TASK INSTRUCTIONS | Extract the complete data exactly as given.
— Start of PROVIDED DATA —
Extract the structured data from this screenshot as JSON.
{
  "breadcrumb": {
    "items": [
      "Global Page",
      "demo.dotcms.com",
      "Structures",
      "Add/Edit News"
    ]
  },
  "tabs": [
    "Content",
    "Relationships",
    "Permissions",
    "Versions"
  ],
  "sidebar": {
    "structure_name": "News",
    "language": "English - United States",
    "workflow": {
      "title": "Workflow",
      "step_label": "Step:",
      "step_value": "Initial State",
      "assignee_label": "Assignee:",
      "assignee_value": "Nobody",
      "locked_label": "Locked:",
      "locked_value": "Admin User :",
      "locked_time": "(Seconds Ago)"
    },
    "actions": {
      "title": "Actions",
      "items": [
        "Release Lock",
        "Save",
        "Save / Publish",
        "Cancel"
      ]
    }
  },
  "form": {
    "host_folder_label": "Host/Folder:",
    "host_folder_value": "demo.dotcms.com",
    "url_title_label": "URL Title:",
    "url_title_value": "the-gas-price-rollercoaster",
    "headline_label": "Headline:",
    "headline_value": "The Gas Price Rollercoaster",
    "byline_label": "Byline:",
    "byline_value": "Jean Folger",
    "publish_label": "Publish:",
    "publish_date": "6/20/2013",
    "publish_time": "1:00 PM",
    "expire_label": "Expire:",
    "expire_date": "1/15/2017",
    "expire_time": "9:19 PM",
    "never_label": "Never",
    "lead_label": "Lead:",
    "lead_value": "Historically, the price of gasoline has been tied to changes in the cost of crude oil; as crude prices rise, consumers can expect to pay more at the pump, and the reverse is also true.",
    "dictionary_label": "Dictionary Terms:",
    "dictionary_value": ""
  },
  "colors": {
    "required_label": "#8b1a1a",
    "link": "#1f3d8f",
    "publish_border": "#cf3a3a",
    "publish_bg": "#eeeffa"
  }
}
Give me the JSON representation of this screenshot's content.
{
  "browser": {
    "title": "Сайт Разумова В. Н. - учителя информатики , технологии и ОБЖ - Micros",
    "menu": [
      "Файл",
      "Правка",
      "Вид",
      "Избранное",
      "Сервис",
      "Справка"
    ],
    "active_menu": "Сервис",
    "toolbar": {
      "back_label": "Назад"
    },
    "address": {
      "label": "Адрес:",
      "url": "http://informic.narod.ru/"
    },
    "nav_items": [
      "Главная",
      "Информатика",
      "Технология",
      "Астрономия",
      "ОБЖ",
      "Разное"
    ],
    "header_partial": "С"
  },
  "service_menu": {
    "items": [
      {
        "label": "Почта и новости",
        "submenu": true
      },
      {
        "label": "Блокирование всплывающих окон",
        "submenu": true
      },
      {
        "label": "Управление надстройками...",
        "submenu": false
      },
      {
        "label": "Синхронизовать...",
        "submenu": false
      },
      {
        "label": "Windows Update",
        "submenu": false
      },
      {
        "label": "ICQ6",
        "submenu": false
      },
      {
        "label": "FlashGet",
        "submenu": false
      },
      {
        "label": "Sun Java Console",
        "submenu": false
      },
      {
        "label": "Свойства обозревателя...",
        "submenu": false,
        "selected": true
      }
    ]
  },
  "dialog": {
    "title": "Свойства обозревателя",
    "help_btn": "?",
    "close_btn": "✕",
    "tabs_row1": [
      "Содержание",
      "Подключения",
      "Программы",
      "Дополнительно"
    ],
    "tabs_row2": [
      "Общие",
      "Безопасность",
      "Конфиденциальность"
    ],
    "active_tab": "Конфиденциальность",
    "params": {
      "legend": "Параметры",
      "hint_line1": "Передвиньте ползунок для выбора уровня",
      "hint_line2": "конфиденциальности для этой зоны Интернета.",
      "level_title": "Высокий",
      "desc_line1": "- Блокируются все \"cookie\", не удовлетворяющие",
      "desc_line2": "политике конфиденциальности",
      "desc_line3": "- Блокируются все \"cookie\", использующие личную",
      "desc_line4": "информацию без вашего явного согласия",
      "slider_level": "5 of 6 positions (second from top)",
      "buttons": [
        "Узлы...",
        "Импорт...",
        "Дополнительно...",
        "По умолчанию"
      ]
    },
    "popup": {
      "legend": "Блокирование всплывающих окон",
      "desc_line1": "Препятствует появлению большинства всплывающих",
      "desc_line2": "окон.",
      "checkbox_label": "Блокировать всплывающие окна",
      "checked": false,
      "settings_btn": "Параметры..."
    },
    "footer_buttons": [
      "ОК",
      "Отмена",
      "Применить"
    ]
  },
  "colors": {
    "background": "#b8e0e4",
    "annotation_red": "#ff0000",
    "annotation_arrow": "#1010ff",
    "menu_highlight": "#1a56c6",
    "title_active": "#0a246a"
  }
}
— End of PROVIDED DATA —
THE ANSWER |
Extract the structured data from this screenshot as JSON.
{
  "breadcrumb": {
    "items": [
      "Global Page",
      "demo.dotcms.com",
      "Structures",
      "Add/Edit News"
    ]
  },
  "tabs": [
    "Content",
    "Relationships",
    "Permissions",
    "Versions"
  ],
  "sidebar": {
    "structure_name": "News",
    "language": "English - United States",
    "workflow": {
      "title": "Workflow",
      "step_label": "Step:",
      "step_value": "Initial State",
      "assignee_label": "Assignee:",
      "assignee_value": "Nobody",
      "locked_label": "Locked:",
      "locked_value": "Admin User :",
      "locked_time": "(Seconds Ago)"
    },
    "actions": {
      "title": "Actions",
      "items": [
        "Release Lock",
        "Save",
        "Save / Publish",
        "Cancel"
      ]
    }
  },
  "form": {
    "host_folder_label": "Host/Folder:",
    "host_folder_value": "demo.dotcms.com",
    "url_title_label": "URL Title:",
    "url_title_value": "the-gas-price-rollercoaster",
    "headline_label": "Headline:",
    "headline_value": "The Gas Price Rollercoaster",
    "byline_label": "Byline:",
    "byline_value": "Jean Folger",
    "publish_label": "Publish:",
    "publish_date": "6/20/2013",
    "publish_time": "1:00 PM",
    "expire_label": "Expire:",
    "expire_date": "1/15/2017",
    "expire_time": "9:19 PM",
    "never_label": "Never",
    "lead_label": "Lead:",
    "lead_value": "Historically, the price of gasoline has been tied to changes in the cost of crude oil; as crude prices rise, consumers can expect to pay more at the pump, and the reverse is also true.",
    "dictionary_label": "Dictionary Terms:",
    "dictionary_value": ""
  },
  "colors": {
    "required_label": "#8b1a1a",
    "link": "#1f3d8f",
    "publish_border": "#cf3a3a",
    "publish_bg": "#eeeffa"
  }
}
Give me the JSON representation of this screenshot's content.
{
  "browser": {
    "title": "Сайт Разумова В. Н. - учителя информатики , технологии и ОБЖ - Micros",
    "menu": [
      "Файл",
      "Правка",
      "Вид",
      "Избранное",
      "Сервис",
      "Справка"
    ],
    "active_menu": "Сервис",
    "toolbar": {
      "back_label": "Назад"
    },
    "address": {
      "label": "Адрес:",
      "url": "http://informic.narod.ru/"
    },
    "nav_items": [
      "Главная",
      "Информатика",
      "Технология",
      "Астрономия",
      "ОБЖ",
      "Разное"
    ],
    "header_partial": "С"
  },
  "service_menu": {
    "items": [
      {
        "label": "Почта и новости",
        "submenu": true
      },
      {
        "label": "Блокирование всплывающих окон",
        "submenu": true
      },
      {
        "label": "Управление надстройками...",
        "submenu": false
      },
      {
        "label": "Синхронизовать...",
        "submenu": false
      },
      {
        "label": "Windows Update",
        "submenu": false
      },
      {
        "label": "ICQ6",
        "submenu": false
      },
      {
        "label": "FlashGet",
        "submenu": false
      },
      {
        "label": "Sun Java Console",
        "submenu": false
      },
      {
        "label": "Свойства обозревателя...",
        "submenu": false,
        "selected": true
      }
    ]
  },
  "dialog": {
    "title": "Свойства обозревателя",
    "help_btn": "?",
    "close_btn": "✕",
    "tabs_row1": [
      "Содержание",
      "Подключения",
      "Программы",
      "Дополнительно"
    ],
    "tabs_row2": [
      "Общие",
      "Безопасность",
      "Конфиденциальность"
    ],
    "active_tab": "Конфиденциальность",
    "params": {
      "legend": "Параметры",
      "hint_line1": "Передвиньте ползунок для выбора уровня",
      "hint_line2": "конфиденциальности для этой зоны Интернета.",
      "level_title": "Высокий",
      "desc_line1": "- Блокируются все \"cookie\", не удовлетворяющие",
      "desc_line2": "политике конфиденциальности",
      "desc_line3": "- Блокируются все \"cookie\", использующие личную",
      "desc_line4": "информацию без вашего явного согласия",
      "slider_level": "5 of 6 positions (second from top)",
      "buttons": [
        "Узлы...",
        "Импорт...",
        "Дополнительно...",
        "По умолчанию"
      ]
    },
    "popup": {
      "legend": "Блокирование всплывающих окон",
      "desc_line1": "Препятствует появлению большинства всплывающих",
      "desc_line2": "окон.",
      "checkbox_label": "Блокировать всплывающие окна",
      "checked": false,
      "settings_btn": "Параметры..."
    },
    "footer_buttons": [
      "ОК",
      "Отмена",
      "Применить"
    ]
  },
  "colors": {
    "background": "#b8e0e4",
    "annotation_red": "#ff0000",
    "annotation_arrow": "#1010ff",
    "menu_highlight": "#1a56c6",
    "title_active": "#0a246a"
  }
}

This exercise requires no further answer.